=== AVAILABLE RECORDS ===
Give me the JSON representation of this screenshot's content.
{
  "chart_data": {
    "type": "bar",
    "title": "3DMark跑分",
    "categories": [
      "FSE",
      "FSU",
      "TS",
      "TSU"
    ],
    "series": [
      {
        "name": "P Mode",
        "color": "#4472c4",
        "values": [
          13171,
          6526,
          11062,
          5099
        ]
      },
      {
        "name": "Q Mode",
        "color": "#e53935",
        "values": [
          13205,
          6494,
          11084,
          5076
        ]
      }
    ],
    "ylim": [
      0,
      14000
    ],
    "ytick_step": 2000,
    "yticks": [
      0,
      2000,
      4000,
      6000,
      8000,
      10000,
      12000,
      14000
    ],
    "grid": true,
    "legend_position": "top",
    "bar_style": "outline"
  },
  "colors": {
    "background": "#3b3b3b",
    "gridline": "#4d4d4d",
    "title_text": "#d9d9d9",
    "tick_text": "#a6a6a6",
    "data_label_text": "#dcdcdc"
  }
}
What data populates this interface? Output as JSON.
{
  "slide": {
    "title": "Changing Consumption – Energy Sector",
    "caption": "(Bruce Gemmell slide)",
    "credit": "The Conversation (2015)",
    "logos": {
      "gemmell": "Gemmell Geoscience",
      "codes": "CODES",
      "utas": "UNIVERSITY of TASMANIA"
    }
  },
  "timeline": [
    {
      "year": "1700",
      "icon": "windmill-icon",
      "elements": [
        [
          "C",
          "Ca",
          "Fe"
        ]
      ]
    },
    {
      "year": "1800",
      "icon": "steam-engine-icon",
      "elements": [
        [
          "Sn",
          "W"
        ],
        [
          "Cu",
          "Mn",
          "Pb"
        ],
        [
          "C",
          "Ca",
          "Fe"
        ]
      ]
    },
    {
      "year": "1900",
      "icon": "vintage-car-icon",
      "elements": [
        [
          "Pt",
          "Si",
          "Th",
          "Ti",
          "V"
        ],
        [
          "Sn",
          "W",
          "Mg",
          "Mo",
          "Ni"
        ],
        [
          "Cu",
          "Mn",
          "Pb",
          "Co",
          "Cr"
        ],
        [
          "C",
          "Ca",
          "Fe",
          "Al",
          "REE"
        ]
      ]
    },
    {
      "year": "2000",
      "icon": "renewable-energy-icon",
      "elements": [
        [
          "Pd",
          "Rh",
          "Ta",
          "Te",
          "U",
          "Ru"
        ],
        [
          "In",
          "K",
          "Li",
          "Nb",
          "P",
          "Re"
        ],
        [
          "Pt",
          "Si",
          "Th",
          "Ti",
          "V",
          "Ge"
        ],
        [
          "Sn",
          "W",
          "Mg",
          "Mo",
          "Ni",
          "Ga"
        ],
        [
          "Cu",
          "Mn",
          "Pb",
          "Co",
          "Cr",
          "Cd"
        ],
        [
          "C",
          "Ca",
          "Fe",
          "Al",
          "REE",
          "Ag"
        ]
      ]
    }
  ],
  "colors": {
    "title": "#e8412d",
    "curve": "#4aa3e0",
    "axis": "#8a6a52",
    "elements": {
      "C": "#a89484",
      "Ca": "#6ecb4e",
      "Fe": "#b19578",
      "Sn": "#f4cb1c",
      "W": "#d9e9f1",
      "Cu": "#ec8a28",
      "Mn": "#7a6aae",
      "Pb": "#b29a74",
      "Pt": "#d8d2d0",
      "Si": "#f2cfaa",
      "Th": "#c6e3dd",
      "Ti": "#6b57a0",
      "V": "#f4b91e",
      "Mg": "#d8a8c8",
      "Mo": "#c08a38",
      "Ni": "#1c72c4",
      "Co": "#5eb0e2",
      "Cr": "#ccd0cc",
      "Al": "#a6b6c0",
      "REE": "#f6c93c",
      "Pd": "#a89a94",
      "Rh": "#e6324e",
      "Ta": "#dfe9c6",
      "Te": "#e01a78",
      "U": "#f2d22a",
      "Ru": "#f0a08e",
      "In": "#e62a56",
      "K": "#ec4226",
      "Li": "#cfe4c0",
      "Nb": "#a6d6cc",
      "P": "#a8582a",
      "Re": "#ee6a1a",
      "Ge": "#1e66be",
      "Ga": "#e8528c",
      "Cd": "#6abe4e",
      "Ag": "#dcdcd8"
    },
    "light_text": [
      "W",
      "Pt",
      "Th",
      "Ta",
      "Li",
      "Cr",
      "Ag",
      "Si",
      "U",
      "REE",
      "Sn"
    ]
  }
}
===
** WRITTEN REQUEST **
Your answer should be a single number: the count of lines holding the word "this".

** COMPLETED TASK **
2